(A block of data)
▶

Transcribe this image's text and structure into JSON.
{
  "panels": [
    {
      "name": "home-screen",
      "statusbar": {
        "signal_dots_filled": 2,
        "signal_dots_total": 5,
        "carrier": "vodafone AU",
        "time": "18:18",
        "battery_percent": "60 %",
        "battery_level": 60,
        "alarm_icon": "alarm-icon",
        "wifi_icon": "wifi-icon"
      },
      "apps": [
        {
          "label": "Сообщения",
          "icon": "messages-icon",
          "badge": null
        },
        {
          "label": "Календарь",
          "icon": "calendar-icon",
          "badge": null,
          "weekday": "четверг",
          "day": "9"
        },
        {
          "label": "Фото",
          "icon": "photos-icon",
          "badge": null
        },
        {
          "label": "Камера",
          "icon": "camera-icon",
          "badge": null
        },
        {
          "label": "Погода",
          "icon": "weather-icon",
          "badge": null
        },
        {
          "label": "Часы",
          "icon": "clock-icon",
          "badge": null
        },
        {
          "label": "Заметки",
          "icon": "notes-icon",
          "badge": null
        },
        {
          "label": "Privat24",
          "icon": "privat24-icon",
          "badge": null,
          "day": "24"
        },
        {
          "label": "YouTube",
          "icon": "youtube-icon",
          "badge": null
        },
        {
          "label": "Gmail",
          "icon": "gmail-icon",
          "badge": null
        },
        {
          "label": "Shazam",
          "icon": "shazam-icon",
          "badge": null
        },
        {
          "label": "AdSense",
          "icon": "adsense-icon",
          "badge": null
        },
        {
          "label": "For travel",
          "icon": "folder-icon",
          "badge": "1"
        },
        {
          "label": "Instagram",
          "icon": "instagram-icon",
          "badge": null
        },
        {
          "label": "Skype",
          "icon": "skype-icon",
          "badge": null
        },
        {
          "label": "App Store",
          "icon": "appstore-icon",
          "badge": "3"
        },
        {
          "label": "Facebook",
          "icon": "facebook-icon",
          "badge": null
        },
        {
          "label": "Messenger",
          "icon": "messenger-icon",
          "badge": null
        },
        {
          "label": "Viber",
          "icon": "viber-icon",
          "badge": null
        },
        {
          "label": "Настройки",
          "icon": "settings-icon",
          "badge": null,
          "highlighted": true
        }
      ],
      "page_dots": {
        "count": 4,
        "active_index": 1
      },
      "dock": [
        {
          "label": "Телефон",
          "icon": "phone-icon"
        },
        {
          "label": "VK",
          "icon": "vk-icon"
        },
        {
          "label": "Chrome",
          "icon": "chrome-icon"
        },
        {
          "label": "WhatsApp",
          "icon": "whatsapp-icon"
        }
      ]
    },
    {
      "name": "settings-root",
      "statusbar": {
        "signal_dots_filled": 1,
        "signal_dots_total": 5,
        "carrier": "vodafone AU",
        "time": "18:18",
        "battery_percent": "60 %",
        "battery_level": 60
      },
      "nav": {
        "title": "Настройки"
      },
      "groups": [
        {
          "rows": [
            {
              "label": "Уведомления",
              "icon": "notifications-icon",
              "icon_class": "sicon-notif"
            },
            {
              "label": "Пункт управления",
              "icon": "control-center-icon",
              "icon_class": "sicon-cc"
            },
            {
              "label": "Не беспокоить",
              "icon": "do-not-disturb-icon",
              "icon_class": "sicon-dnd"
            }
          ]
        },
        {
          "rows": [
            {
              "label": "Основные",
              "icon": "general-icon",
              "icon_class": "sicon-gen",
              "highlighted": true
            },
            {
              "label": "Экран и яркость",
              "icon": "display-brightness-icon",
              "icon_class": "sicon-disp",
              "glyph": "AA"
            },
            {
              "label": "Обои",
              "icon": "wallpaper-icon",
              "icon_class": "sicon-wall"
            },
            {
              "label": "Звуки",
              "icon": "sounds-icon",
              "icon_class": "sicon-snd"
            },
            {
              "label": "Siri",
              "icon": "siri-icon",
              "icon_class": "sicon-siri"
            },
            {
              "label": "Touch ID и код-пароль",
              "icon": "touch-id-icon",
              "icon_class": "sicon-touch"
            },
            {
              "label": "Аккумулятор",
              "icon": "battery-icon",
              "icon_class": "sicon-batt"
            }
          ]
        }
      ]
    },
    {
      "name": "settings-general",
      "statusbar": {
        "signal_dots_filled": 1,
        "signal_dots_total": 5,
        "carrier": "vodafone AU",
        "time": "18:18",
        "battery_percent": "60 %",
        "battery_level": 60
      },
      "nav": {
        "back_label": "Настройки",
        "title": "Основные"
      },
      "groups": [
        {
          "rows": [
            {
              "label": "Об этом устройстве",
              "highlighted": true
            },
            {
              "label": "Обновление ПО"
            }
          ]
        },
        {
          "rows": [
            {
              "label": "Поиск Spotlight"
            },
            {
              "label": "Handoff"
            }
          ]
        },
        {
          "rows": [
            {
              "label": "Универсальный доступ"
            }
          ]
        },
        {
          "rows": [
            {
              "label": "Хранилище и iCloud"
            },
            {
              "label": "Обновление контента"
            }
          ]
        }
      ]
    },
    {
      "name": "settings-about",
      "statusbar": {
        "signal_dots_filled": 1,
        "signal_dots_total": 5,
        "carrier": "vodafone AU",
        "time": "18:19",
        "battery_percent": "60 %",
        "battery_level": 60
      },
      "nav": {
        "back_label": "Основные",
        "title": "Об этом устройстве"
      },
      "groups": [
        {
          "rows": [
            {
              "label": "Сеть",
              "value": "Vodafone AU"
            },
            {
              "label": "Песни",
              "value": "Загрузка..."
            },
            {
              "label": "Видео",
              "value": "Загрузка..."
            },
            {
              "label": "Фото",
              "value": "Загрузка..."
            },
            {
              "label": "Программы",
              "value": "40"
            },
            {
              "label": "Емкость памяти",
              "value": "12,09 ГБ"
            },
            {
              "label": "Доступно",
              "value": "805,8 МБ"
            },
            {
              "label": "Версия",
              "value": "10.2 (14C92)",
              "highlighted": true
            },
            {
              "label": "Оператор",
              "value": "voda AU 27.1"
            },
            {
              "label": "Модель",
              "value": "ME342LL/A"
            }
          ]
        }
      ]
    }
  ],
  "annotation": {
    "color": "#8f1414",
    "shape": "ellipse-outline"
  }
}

◀

— PROBLEM TO SOLVE —
Would you reproduce all the entries exactly?

— SOLUTION —
Transcribe this image's text and structure into JSON.
{
  "panels": [
    {
      "name": "home-screen",
      "statusbar": {
        "signal_dots_filled": 2,
        "signal_dots_total": 5,
        "carrier": "vodafone AU",
        "time": "18:18",
        "battery_percent": "60 %",
        "battery_level": 60,
        "alarm_icon": "alarm-icon",
        "wifi_icon": "wifi-icon"
      },
      "apps": [
        {
          "label": "Сообщения",
          "icon": "messages-icon",
          "badge": null
        },
        {
          "label": "Календарь",
          "icon": "calendar-icon",
          "badge": null,
          "weekday": "четверг",
          "day": "9"
        },
        {
          "label": "Фото",
          "icon": "photos-icon",
          "badge": null
        },
        {
          "label": "Камера",
          "icon": "camera-icon",
          "badge": null
        },
        {
          "label": "Погода",
          "icon": "weather-icon",
          "badge": null
        },
        {
          "label": "Часы",
          "icon": "clock-icon",
          "badge": null
        },
        {
          "label": "Заметки",
          "icon": "notes-icon",
          "badge": null
        },
        {
          "label": "Privat24",
          "icon": "privat24-icon",
          "badge": null,
          "day": "24"
        },
        {
          "label": "YouTube",
          "icon": "youtube-icon",
          "badge": null
        },
        {
          "label": "Gmail",
          "icon": "gmail-icon",
          "badge": null
        },
        {
          "label": "Shazam",
          "icon": "shazam-icon",
          "badge": null
        },
        {
          "label": "AdSense",
          "icon": "adsense-icon",
          "badge": null
        },
        {
          "label": "For travel",
          "icon": "folder-icon",
          "badge": "1"
        },
        {
          "label": "Instagram",
          "icon": "instagram-icon",
          "badge": null
        },
        {
          "label": "Skype",
          "icon": "skype-icon",
          "badge": null
        },
        {
          "label": "App Store",
          "icon": "appstore-icon",
          "badge": "3"
        },
        {
          "label": "Facebook",
          "icon": "facebook-icon",
          "badge": null
        },
        {
          "label": "Messenger",
          "icon": "messenger-icon",
          "badge": null
        },
        {
          "label": "Viber",
          "icon": "viber-icon",
          "badge": null
        },
        {
          "label": "Настройки",
          "icon": "settings-icon",
          "badge": null,
          "highlighted": true
        }
      ],
      "page_dots": {
        "count": 4,
        "active_index": 1
      },
      "dock": [
        {
          "label": "Телефон",
          "icon": "phone-icon"
        },
        {
          "label": "VK",
          "icon": "vk-icon"
        },
        {
          "label": "Chrome",
          "icon": "chrome-icon"
        },
        {
          "label": "WhatsApp",
          "icon": "whatsapp-icon"
        }
      ]
    },
    {
      "name": "settings-root",
      "statusbar": {
        "signal_dots_filled": 1,
        "signal_dots_total": 5,
        "carrier": "vodafone AU",
        "time": "18:18",
        "battery_percent": "60 %",
        "battery_level": 60
      },
      "nav": {
        "title": "Настройки"
      },
      "groups": [
        {
          "rows": [
            {
              "label": "Уведомления",
              "icon": "notifications-icon",
              "icon_class": "sicon-notif"
            },
            {
              "label": "Пункт управления",
              "icon": "control-center-icon",
              "icon_class": "sicon-cc"
            },
            {
              "label": "Не беспокоить",
              "icon": "do-not-disturb-icon",
              "icon_class": "sicon-dnd"
            }
          ]
        },
        {
          "rows": [
            {
              "label": "Основные",
              "icon": "general-icon",
              "icon_class": "sicon-gen",
              "highlighted": true
            },
            {
              "label": "Экран и яркость",
              "icon": "display-brightness-icon",
              "icon_class": "sicon-disp",
              "glyph": "AA"
            },
            {
              "label": "Обои",
              "icon": "wallpaper-icon",
              "icon_class": "sicon-wall"
            },
            {
              "label": "Звуки",
              "icon": "sounds-icon",
              "icon_class": "sicon-snd"
            },
            {
              "label": "Siri",
              "icon": "siri-icon",
              "icon_class": "sicon-siri"
            },
            {
              "label": "Touch ID и код-пароль",
              "icon": "touch-id-icon",
              "icon_class": "sicon-touch"
            },
            {
              "label": "Аккумулятор",
              "icon": "battery-icon",
              "icon_class": "sicon-batt"
            }
          ]
        }
      ]
    },
    {
      "name": "settings-general",
      "statusbar": {
        "signal_dots_filled": 1,
        "signal_dots_total": 5,
        "carrier": "vodafone AU",
        "time": "18:18",
        "battery_percent": "60 %",
        "battery_level": 60
      },
      "nav": {
        "back_label": "Настройки",
        "title": "Основные"
      },
      "groups": [
        {
          "rows": [
            {
              "label": "Об этом устройстве",
              "highlighted": true
            },
            {
              "label": "Обновление ПО"
            }
          ]
        },
        {
          "rows": [
            {
              "label": "Поиск Spotlight"
            },
            {
              "label": "Handoff"
            }
          ]
        },
        {
          "rows": [
            {
              "label": "Универсальный доступ"
            }
          ]
        },
        {
          "rows": [
            {
              "label": "Хранилище и iCloud"
            },
            {
              "label": "Обновление контента"
            }
          ]
        }
      ]
    },
    {
      "name": "settings-about",
      "statusbar": {
        "signal_dots_filled": 1,
        "signal_dots_total": 5,
        "carrier": "vodafone AU",
        "time": "18:19",
        "battery_percent": "60 %",
        "battery_level": 60
      },
      "nav": {
        "back_label": "Основные",
        "title": "Об этом устройстве"
      },
      "groups": [
        {
          "rows": [
            {
              "label": "Сеть",
              "value": "Vodafone AU"
            },
            {
              "label": "Песни",
              "value": "Загрузка..."
            },
            {
              "label": "Видео",
              "value": "Загрузка..."
            },
            {
              "label": "Фото",
              "value": "Загрузка..."
            },
            {
              "label": "Программы",
              "value": "40"
            },
            {
              "label": "Емкость памяти",
              "value": "12,09 ГБ"
            },
            {
              "label": "Доступно",
              "value": "805,8 МБ"
            },
            {
              "label": "Версия",
              "value": "10.2 (14C92)",
              "highlighted": true
            },
            {
              "label": "Оператор",
              "value": "voda AU 27.1"
            },
            {
              "label": "Модель",
              "value": "ME342LL/A"
            }
          ]
        }
      ]
    }
  ],
  "annotation": {
    "color": "#8f1414",
    "shape": "ellipse-outline"
  }
}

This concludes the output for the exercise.